TASK GOAL:
Determine which lines contain the word "structured", then copy those lines.

* * *

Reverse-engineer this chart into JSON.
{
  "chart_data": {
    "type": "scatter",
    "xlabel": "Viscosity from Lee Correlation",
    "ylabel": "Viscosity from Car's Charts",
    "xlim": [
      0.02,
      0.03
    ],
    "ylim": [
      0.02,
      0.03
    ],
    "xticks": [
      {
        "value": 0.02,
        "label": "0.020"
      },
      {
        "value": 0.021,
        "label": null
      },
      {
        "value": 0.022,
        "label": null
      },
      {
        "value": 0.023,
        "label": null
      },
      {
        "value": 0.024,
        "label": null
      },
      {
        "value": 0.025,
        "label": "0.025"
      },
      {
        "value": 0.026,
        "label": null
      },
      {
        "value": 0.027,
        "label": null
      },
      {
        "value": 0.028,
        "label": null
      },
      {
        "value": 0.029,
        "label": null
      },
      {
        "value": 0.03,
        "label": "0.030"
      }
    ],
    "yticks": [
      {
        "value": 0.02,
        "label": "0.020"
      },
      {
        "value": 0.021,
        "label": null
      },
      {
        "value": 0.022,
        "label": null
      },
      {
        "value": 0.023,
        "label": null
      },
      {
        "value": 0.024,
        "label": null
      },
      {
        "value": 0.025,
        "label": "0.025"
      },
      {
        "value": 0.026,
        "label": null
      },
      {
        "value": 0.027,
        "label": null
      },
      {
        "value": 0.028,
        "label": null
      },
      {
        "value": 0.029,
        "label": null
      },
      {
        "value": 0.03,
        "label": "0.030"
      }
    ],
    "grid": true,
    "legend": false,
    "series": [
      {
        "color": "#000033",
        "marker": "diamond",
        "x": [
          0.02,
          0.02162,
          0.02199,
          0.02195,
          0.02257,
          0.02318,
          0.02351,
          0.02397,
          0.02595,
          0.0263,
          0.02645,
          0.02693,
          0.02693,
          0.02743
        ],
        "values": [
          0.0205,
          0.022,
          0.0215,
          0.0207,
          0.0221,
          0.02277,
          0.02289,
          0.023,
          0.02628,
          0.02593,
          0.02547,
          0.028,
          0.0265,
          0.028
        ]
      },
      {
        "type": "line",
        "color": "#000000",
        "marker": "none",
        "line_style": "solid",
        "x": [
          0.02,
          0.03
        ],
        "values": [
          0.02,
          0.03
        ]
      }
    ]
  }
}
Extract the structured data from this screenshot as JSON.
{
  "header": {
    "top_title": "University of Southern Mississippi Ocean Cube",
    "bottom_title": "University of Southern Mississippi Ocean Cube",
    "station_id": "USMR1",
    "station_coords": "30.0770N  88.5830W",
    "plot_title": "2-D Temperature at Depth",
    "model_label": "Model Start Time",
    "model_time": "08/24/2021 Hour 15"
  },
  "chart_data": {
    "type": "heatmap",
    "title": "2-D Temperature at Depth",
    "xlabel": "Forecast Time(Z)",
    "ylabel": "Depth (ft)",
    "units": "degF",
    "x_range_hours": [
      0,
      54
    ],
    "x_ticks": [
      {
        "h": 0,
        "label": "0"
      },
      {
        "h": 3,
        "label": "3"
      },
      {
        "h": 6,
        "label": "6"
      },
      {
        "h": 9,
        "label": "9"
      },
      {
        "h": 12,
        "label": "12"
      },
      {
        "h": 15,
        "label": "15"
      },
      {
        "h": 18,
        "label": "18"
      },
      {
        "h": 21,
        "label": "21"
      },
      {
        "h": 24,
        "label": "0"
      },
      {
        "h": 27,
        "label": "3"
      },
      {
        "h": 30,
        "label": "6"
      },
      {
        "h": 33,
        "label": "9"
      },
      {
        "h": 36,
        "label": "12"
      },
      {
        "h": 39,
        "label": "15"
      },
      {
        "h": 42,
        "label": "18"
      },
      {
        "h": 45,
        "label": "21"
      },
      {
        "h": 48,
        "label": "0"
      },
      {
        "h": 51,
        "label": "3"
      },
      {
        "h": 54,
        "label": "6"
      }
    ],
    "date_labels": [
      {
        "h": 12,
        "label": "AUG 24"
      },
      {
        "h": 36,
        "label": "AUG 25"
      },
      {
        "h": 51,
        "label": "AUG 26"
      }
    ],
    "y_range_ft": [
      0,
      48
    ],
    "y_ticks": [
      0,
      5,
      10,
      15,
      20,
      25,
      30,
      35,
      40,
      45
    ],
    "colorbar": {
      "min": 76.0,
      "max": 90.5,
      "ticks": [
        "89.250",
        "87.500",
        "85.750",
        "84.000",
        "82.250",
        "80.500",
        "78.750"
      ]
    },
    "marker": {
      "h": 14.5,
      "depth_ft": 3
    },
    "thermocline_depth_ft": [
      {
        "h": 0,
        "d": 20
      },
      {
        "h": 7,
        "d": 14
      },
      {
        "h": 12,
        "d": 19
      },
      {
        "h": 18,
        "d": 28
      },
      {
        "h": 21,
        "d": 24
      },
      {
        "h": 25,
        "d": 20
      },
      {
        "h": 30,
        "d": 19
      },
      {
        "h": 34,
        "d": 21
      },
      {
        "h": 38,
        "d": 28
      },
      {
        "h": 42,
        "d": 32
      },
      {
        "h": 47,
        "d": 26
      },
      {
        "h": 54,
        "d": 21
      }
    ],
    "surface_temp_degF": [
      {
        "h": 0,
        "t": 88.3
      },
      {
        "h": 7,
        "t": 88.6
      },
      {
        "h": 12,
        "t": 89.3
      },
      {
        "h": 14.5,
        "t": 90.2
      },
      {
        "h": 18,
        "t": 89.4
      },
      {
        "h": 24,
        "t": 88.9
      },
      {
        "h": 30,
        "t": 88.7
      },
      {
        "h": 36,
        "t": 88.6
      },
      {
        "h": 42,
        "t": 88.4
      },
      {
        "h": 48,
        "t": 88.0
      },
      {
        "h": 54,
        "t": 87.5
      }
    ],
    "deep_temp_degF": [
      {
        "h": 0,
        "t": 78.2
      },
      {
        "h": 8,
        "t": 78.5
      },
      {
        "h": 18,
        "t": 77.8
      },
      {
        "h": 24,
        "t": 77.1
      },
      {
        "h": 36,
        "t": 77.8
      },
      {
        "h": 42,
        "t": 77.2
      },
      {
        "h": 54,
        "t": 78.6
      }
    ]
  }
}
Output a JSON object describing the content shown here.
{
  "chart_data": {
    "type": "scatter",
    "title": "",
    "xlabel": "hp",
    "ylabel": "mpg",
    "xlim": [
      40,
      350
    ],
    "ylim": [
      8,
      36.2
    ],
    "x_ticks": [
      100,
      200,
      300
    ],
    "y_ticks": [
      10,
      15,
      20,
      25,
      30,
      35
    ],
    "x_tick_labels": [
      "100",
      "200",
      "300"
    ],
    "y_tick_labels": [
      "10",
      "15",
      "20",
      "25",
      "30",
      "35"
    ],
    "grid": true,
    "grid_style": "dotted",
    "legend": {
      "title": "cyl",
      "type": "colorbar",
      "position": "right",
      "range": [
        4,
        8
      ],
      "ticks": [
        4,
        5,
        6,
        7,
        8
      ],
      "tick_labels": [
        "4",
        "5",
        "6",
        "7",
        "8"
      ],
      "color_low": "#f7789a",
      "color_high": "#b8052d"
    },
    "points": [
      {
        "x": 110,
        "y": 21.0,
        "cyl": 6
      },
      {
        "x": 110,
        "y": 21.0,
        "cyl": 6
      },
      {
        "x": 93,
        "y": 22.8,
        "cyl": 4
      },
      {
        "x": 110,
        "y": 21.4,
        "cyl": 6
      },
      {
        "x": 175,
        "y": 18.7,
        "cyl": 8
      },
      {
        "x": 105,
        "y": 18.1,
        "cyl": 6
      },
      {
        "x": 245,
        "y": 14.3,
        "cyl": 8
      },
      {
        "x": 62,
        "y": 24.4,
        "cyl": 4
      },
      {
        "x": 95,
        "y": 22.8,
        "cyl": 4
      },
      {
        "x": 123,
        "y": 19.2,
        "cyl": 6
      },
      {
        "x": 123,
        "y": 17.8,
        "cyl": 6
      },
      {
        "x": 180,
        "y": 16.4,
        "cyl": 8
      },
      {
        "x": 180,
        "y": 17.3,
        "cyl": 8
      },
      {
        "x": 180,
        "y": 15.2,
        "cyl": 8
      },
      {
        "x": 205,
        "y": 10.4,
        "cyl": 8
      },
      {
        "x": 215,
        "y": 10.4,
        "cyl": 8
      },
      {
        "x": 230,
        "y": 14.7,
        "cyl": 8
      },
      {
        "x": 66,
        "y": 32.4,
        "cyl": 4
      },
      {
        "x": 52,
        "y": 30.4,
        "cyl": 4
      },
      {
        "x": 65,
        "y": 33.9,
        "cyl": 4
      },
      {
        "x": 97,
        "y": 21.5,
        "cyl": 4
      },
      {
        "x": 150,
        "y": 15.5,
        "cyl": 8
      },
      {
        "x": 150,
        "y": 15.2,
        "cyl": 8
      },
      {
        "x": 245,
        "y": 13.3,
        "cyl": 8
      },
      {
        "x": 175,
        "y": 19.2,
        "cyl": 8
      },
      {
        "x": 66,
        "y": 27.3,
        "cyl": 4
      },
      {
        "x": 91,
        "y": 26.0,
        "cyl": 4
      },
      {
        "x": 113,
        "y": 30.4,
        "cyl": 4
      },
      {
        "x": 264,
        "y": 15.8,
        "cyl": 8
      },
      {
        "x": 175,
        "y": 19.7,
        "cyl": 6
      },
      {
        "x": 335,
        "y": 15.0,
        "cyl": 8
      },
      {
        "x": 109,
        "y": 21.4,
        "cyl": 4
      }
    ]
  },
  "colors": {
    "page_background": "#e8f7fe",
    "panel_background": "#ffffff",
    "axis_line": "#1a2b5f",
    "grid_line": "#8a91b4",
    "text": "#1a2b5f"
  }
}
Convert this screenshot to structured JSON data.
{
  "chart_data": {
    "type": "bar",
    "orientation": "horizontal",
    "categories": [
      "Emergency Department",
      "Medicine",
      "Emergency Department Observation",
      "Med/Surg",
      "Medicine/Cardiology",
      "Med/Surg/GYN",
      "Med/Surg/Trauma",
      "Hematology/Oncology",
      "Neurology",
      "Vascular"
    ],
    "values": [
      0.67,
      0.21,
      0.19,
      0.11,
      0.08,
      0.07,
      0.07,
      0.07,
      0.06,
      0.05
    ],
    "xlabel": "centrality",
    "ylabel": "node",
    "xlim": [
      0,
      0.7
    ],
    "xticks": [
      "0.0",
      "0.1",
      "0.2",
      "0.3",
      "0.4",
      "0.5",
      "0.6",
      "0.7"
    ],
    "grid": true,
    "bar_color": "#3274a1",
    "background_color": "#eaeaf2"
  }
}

* * *

WRITTEN ANSWER:
Extract the structured data from this screenshot as JSON.
Convert this screenshot to structured JSON data.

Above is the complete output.